■ WORK TO BE COMPLETED
Gather, from the data below, each line in which the word "this" occurs.

[Stored data entries]
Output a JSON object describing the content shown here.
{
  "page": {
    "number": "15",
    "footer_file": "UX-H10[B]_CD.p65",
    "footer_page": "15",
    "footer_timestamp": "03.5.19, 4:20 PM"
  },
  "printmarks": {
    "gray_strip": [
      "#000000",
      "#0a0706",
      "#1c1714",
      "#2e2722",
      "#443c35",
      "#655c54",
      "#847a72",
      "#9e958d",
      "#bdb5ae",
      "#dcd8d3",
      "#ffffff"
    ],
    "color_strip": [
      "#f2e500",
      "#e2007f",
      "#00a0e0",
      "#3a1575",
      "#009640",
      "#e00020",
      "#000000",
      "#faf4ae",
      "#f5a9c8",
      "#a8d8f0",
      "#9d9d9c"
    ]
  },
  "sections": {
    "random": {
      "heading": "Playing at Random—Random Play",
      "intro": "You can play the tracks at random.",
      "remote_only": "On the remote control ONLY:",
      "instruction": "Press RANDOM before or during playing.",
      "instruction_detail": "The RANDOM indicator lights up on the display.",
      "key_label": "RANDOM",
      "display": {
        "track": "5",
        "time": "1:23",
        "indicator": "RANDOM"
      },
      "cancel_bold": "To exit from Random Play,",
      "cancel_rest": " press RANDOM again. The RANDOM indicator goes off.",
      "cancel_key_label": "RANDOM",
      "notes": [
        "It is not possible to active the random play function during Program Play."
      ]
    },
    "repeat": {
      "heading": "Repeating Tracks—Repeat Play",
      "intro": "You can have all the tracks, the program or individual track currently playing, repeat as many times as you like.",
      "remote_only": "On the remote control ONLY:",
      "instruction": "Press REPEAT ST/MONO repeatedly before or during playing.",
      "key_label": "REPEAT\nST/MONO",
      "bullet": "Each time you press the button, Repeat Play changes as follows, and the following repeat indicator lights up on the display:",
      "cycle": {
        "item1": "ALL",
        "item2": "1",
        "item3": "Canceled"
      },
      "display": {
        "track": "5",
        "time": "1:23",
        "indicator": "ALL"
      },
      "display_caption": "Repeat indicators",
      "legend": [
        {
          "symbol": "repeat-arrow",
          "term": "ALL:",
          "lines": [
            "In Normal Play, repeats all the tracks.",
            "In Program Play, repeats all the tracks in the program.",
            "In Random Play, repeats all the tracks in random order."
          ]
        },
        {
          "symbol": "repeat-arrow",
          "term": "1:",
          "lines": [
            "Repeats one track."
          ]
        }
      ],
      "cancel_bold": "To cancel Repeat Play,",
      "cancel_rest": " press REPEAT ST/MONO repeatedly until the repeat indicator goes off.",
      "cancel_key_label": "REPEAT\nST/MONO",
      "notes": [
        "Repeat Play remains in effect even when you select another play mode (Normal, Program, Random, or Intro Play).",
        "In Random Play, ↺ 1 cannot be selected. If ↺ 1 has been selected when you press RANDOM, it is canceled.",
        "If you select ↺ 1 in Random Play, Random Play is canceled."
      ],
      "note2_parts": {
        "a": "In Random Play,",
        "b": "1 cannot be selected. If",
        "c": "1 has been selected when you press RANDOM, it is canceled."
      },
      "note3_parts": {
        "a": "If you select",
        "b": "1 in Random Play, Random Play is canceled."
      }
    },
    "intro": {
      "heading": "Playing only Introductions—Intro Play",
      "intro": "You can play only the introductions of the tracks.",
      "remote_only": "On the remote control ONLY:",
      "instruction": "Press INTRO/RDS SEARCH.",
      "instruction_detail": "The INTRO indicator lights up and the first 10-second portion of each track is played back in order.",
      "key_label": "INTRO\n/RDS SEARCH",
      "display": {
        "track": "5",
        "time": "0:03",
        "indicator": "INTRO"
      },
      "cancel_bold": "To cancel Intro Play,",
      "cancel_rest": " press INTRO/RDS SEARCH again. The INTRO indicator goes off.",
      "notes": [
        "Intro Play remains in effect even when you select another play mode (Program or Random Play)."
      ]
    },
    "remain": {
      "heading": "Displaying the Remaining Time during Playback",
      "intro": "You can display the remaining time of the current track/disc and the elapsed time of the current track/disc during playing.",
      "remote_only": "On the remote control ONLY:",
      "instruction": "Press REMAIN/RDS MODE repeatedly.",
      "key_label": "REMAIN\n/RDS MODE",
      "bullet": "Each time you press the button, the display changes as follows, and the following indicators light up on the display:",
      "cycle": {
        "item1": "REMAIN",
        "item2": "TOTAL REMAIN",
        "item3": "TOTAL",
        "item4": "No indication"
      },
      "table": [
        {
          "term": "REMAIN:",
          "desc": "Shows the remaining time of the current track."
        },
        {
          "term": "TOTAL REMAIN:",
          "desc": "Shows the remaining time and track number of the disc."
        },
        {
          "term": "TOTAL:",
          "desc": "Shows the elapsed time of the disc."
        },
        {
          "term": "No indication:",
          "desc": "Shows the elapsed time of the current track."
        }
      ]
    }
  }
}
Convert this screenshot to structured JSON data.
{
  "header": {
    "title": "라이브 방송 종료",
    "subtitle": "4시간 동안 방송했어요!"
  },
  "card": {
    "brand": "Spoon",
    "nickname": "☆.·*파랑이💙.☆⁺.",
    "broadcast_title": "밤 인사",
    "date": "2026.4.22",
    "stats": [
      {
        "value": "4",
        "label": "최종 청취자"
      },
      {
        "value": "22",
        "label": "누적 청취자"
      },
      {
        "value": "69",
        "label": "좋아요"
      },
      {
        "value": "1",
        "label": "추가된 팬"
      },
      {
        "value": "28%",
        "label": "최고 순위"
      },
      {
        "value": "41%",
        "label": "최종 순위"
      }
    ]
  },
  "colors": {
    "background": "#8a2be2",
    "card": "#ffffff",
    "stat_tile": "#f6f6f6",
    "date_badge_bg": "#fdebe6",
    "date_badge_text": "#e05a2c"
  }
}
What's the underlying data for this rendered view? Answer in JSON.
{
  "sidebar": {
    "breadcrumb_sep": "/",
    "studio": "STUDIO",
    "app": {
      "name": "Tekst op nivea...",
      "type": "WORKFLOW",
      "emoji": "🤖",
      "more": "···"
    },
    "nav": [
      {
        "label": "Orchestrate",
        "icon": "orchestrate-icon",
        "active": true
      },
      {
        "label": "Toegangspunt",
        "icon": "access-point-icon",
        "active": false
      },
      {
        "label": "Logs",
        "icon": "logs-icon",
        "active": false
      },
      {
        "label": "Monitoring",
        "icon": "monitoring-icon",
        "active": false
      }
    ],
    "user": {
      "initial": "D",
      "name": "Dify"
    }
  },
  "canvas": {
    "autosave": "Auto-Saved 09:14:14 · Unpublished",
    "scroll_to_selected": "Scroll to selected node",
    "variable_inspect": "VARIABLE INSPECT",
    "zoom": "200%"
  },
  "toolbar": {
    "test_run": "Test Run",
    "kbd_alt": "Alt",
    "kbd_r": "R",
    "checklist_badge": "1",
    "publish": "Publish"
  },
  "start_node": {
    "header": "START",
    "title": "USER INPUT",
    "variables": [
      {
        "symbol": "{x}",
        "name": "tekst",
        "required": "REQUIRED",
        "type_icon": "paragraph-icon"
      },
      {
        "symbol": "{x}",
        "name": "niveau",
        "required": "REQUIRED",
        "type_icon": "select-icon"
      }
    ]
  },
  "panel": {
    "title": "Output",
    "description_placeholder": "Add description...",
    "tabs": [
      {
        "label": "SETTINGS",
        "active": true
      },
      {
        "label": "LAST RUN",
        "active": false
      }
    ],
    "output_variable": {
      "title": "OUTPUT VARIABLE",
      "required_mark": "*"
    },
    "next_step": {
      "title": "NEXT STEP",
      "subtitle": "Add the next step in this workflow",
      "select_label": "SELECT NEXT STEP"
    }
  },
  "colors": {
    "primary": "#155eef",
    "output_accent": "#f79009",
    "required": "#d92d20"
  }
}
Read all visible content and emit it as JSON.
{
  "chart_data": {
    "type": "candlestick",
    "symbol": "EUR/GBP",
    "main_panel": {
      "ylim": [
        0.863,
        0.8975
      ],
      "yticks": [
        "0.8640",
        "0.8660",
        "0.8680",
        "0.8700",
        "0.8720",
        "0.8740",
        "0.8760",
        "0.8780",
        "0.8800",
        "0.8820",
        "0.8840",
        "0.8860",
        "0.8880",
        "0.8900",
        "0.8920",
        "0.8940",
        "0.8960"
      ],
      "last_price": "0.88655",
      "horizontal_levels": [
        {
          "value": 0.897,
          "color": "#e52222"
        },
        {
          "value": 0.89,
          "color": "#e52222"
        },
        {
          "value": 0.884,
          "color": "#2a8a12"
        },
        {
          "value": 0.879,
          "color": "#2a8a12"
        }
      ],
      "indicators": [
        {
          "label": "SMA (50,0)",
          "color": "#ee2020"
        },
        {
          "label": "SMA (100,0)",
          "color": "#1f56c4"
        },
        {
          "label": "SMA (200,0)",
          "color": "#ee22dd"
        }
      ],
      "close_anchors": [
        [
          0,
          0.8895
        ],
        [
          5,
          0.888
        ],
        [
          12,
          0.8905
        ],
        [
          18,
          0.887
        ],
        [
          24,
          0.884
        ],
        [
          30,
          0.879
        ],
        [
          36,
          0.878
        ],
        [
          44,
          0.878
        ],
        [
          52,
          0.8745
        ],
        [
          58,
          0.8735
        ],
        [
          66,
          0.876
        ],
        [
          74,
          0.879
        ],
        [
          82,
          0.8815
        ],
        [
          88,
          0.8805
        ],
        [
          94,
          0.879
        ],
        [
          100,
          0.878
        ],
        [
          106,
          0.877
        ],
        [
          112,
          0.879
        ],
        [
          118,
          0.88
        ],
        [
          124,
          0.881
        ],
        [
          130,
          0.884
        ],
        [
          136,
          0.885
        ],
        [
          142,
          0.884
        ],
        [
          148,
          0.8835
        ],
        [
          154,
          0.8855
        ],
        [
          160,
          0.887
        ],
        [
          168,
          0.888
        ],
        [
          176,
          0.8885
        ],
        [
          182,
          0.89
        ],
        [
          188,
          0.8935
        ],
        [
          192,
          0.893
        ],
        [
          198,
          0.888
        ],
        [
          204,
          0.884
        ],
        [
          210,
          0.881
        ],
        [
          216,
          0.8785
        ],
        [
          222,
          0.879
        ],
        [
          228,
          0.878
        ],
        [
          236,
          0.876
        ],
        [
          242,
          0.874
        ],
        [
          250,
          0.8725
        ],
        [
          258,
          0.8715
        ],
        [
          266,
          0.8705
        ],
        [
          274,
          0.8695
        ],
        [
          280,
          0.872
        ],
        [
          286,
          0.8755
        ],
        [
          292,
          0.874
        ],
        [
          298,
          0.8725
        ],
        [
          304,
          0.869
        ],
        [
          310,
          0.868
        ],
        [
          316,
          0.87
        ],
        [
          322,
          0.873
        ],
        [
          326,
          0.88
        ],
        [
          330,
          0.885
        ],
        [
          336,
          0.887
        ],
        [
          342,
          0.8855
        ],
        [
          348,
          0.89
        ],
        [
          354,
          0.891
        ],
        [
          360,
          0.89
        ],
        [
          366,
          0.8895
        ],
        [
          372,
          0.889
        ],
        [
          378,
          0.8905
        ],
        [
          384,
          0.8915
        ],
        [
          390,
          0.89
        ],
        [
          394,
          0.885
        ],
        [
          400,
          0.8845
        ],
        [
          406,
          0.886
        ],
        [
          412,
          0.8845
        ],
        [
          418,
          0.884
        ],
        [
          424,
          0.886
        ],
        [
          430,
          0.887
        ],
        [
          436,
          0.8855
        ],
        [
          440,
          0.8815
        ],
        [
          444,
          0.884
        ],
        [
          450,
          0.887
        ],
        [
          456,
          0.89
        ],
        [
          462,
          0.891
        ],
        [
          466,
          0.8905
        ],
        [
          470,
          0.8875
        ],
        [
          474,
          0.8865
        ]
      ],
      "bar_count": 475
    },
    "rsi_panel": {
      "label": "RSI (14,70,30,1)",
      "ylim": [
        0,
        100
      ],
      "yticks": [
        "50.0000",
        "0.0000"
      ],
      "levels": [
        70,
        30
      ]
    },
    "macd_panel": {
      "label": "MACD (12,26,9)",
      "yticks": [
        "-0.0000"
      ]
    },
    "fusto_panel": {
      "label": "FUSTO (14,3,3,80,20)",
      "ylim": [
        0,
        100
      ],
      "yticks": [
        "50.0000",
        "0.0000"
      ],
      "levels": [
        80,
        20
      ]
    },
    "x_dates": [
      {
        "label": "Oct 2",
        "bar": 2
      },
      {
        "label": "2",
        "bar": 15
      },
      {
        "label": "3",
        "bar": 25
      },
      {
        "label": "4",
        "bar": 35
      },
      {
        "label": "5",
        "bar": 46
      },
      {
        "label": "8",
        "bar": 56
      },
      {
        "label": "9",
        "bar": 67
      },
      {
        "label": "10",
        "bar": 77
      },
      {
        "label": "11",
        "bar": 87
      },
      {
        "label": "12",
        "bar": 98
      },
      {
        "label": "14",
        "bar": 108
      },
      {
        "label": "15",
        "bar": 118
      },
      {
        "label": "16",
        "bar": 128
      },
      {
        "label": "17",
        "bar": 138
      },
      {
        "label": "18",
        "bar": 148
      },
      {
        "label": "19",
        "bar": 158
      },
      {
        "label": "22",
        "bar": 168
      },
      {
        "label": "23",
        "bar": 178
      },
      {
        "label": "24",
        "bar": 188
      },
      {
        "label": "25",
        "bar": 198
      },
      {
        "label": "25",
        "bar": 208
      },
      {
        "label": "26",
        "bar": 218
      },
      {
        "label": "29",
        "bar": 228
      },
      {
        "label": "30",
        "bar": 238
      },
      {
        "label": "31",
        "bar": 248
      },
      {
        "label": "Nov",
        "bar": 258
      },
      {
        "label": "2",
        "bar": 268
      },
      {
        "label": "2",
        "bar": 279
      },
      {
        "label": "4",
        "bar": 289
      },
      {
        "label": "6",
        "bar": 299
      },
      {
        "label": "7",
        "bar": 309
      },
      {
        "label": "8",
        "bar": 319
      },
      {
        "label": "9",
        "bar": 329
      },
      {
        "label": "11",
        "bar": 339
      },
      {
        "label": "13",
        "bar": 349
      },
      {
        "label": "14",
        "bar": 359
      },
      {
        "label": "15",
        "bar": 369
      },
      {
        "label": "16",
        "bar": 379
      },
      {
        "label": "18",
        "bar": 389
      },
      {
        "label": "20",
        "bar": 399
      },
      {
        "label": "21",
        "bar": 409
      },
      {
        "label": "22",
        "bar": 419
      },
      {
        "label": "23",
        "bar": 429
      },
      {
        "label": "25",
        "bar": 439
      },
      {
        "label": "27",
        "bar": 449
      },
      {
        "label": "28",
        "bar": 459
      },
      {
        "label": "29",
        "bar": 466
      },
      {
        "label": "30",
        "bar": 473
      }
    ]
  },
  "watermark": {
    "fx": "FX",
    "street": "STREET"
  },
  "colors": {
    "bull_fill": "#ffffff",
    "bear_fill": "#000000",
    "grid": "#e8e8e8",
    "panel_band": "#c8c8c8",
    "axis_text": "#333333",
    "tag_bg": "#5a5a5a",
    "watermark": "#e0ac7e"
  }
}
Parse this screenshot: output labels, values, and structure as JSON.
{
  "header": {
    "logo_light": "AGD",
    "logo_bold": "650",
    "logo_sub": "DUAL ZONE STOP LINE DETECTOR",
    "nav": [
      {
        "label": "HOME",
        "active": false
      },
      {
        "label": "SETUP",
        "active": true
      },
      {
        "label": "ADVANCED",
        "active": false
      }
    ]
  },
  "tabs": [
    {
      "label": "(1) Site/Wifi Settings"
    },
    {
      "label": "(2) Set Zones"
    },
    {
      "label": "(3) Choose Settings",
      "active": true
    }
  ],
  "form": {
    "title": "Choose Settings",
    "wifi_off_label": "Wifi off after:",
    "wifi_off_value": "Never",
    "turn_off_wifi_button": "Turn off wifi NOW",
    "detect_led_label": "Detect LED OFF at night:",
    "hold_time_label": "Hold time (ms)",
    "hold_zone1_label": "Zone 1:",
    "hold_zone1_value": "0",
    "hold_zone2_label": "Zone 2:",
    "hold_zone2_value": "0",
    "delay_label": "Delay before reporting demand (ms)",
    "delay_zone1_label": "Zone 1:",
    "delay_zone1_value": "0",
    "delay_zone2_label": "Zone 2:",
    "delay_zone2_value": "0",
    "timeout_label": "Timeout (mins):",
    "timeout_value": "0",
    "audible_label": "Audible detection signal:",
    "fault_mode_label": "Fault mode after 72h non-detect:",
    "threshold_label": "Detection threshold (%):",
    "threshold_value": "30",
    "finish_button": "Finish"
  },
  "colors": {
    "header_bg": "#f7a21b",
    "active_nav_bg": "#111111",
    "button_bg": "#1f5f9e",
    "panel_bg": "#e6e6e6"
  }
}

■ RESPONSE
Convert this screenshot to structured JSON data.
What's the underlying data for this rendered view? Answer in JSON.
      "subtitle": "Add the next step in this workflow",
Parse this screenshot: output labels, values, and structure as JSON.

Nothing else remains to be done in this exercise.